Radiotherapy treatment for breast cancer only reduces the risk of cancer returning for ten years, having no effect thereafter, according to research from the University of Edinburgh.
The findings come as a result of one of the longest and most up-to-date follow-ups of randomised controlled clinical trials of breast-conserving therapy. This unique research will provide important information for long-term survivors of breast cancer and doctors.
“Long-term follow-up is essential in breast cancer trials so that we can understand the full picture. These data challenge the idea that radiotherapy improves long-term survival by preventing recurrences of cancer in the same breast,” said Ian Kunkler, Honorary Professor of Clinical Oncology at the University of Edinburgh.
The study followed 585 patients aged 70 or younger who had been diagnosed with early breast cancer. Each participant was studied for 30 years. The patients were treated with breast-conserving surgery followed by systemic therapy, including chemotherapy or the drug tamoxifen. Each patient was assigned a different treatment based on whether their cancer was driven by the hormone, oestrogen. They were also randomised to receive or not to receive radiotherapy treatment after surgery.
Radiotherapy treatment had no effect after 30 years
Recurrence of cancer in the same breast was significantly reduced by more than 60% in the group who received radiotherapy treatment in the ten-year period following the procedure. However, after the first ten years, the annual risk of a cancer recurrence and overall survival was similar for both groups. After 30 years, 24% of women who underwent radiotherapy treatment were still alive compared to 27.5% of those who did not.
“We found that there is no long-term improvement in overall survival for those women having radiotherapy. This may be because, although radiotherapy may help to prevent some breast cancer deaths, it may also cause a few more deaths, particularly a long time after the radiotherapy, from other causes such as heart and blood vessel diseases,” said Kunkler.
“The benefits of having radiotherapy in terms of fewer local recurrences are only accrued over the first ten years after radiotherapy; thereafter, the rate of local recurrence is similar whether or not patients had radiotherapy,” he added.

## Exercise
Repeat word for word the passage of the radiotherapy article that opens with the words containing "The findings come" and closes with "at the University of Edinburgh.". Draw only on the radiotherapy article.

Bounding box prediction data:
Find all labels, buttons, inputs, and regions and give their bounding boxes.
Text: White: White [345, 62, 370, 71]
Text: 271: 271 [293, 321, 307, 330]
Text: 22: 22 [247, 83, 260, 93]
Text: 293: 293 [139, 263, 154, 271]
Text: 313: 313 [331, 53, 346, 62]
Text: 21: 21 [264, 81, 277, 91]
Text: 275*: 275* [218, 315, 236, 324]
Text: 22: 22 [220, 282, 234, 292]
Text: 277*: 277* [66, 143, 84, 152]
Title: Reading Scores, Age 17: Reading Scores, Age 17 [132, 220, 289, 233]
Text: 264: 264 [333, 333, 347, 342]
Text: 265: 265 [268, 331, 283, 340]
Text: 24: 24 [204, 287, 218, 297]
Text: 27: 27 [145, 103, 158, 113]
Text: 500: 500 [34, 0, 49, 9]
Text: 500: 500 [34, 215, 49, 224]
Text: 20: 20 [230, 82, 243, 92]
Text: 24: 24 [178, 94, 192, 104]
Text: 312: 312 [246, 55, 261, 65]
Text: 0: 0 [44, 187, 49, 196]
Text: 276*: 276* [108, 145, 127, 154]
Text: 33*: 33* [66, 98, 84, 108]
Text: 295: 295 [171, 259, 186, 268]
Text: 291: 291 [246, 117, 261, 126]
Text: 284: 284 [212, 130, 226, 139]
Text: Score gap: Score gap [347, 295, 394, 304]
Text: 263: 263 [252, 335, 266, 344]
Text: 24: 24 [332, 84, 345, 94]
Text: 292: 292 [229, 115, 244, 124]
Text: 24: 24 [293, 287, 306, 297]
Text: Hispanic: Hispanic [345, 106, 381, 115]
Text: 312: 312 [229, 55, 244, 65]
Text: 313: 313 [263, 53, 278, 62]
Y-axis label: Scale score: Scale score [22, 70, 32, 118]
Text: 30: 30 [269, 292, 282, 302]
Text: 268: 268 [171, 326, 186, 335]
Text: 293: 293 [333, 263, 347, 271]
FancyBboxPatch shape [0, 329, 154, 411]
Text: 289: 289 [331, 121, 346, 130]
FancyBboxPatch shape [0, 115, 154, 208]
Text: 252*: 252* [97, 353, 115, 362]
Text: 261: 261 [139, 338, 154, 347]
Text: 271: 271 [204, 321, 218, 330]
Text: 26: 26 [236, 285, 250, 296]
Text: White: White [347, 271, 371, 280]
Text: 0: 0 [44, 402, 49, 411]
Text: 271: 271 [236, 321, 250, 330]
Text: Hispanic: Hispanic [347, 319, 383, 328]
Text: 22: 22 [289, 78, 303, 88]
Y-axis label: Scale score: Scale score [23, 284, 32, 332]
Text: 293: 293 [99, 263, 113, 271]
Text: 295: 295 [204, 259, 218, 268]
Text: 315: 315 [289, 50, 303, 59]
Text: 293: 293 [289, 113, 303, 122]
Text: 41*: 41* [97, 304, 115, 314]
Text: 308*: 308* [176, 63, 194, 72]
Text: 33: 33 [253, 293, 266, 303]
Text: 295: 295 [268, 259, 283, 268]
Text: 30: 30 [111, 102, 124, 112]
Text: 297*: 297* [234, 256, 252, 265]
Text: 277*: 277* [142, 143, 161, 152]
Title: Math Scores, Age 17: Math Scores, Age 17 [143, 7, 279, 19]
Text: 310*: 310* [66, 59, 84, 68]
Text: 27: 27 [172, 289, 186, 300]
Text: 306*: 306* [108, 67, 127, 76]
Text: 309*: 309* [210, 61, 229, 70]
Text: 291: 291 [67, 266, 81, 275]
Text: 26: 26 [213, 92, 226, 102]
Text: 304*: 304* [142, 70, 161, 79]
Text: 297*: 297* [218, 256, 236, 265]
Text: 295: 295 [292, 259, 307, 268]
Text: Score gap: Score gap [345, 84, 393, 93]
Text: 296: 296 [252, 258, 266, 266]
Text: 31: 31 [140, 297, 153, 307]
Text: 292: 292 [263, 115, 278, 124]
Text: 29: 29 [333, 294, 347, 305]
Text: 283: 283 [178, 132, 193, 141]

## Result
The findings come as a result of one of the longest and most up-to-date follow-ups of randomised controlled clinical trials of breast-conserving therapy. This unique research will provide important information for long-term survivors of breast cancer and doctors.
“Long-term follow-up is essential in breast cancer trials so that we can understand the full picture. These data challenge the idea that radiotherapy improves long-term survival by preventing recurrences of cancer in the same breast,” said Ian Kunkler, Honorary Professor of Clinical Oncology at the University of Edinburgh.